ENTRIES SHOWN:
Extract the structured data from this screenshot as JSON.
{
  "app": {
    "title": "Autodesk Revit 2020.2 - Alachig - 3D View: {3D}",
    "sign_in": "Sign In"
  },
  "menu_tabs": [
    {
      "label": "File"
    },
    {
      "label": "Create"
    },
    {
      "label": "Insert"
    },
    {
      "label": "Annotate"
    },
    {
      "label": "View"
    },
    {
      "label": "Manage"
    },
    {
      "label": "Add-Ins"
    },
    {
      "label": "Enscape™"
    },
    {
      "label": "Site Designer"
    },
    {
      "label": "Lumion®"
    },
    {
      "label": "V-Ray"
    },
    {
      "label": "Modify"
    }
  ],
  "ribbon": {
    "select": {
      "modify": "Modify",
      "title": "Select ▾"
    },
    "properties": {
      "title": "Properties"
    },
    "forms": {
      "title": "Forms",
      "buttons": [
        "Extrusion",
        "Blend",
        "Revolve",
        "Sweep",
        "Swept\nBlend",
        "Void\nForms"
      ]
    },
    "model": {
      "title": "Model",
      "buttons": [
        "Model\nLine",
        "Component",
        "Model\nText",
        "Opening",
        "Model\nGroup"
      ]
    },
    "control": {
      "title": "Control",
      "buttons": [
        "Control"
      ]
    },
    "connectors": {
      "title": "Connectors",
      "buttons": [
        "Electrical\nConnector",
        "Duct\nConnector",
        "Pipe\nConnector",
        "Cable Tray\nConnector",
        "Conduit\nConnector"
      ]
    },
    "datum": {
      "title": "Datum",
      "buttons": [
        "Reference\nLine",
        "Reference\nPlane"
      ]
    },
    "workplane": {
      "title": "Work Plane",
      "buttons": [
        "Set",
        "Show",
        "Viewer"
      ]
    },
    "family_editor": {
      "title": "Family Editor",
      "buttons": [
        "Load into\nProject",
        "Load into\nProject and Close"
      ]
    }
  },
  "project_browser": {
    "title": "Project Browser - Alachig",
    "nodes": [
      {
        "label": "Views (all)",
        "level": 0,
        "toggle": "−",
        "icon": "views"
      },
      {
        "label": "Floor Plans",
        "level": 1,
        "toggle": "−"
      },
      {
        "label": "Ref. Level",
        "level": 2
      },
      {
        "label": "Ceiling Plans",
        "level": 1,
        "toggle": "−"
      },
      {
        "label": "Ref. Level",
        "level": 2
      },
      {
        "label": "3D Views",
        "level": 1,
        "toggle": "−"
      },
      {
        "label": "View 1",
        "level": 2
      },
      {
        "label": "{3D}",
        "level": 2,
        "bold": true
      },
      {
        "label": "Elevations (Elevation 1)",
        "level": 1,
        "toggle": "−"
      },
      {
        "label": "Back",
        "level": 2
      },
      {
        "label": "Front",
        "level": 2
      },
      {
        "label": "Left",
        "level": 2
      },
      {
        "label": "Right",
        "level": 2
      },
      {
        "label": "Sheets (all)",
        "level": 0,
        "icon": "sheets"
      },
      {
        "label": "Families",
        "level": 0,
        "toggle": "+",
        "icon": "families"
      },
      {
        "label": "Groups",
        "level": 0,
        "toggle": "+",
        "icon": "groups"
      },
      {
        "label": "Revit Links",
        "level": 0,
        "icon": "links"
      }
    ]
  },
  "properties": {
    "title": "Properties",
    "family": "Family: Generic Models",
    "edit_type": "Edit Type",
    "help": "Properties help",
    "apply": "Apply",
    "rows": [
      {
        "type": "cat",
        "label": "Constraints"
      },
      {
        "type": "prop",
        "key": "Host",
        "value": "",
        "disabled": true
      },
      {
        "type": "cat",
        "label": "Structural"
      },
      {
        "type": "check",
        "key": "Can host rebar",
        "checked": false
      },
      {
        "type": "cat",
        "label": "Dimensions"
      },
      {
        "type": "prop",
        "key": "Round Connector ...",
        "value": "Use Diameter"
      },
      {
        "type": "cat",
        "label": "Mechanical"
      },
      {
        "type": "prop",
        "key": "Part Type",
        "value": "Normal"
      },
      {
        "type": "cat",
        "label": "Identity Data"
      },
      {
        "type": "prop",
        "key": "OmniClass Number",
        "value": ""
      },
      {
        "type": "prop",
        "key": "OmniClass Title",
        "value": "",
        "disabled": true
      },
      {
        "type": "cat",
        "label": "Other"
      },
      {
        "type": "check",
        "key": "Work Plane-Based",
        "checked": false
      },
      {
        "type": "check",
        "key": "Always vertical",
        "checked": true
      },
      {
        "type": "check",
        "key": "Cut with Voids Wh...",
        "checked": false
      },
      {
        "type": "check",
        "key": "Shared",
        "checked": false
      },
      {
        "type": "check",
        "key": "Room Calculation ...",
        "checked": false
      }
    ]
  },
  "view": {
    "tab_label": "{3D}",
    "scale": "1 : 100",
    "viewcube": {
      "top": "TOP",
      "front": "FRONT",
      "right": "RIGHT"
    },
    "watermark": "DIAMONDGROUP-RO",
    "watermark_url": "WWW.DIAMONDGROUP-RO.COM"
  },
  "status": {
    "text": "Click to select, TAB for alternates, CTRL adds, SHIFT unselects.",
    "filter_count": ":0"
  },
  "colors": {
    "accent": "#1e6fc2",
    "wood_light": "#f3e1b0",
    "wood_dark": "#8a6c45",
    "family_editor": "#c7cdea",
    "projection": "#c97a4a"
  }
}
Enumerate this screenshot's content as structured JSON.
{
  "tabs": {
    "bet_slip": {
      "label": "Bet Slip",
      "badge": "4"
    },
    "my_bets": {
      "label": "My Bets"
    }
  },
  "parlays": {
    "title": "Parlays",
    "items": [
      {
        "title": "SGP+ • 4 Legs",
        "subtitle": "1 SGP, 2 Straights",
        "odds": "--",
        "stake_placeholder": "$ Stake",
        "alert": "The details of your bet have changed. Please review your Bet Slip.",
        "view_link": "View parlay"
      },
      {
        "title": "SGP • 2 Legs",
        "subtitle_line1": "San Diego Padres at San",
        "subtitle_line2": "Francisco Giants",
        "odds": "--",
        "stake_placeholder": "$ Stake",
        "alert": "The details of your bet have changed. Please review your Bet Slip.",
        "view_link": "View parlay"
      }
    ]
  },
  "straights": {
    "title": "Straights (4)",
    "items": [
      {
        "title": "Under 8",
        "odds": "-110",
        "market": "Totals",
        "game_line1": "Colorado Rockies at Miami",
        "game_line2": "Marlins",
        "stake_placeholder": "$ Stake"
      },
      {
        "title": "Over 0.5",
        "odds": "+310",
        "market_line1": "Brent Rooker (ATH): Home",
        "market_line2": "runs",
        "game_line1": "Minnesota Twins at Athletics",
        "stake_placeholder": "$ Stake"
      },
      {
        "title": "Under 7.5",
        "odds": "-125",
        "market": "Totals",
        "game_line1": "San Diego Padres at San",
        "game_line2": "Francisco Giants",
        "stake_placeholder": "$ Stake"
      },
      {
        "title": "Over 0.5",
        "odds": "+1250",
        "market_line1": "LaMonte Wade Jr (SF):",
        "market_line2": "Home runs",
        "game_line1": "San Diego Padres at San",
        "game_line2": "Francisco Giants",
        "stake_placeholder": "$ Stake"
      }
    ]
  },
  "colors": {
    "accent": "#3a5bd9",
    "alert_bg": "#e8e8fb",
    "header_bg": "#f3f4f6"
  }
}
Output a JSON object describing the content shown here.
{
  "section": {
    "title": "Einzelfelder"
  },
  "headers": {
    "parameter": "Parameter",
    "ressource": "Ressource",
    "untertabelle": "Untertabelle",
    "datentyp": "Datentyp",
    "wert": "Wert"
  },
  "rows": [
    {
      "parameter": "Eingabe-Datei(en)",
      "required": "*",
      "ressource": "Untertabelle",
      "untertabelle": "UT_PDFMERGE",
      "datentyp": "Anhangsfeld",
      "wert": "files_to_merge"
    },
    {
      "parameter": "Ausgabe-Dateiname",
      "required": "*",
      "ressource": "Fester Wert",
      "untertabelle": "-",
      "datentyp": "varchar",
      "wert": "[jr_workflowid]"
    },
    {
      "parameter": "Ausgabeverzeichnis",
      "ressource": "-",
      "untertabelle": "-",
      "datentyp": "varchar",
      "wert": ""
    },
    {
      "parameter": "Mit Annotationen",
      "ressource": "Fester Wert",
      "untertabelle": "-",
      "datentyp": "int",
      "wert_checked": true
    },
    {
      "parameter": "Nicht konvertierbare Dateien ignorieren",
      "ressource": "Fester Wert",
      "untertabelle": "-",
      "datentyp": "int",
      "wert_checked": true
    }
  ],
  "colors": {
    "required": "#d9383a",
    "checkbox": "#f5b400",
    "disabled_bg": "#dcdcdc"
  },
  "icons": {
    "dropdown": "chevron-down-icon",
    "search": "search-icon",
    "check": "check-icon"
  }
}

AIM OF THE EXERCISE: Only the number is wanted: how many lines in the data include the word "Alachig"?

SOLUTION FOR THIS EXERCISE: 2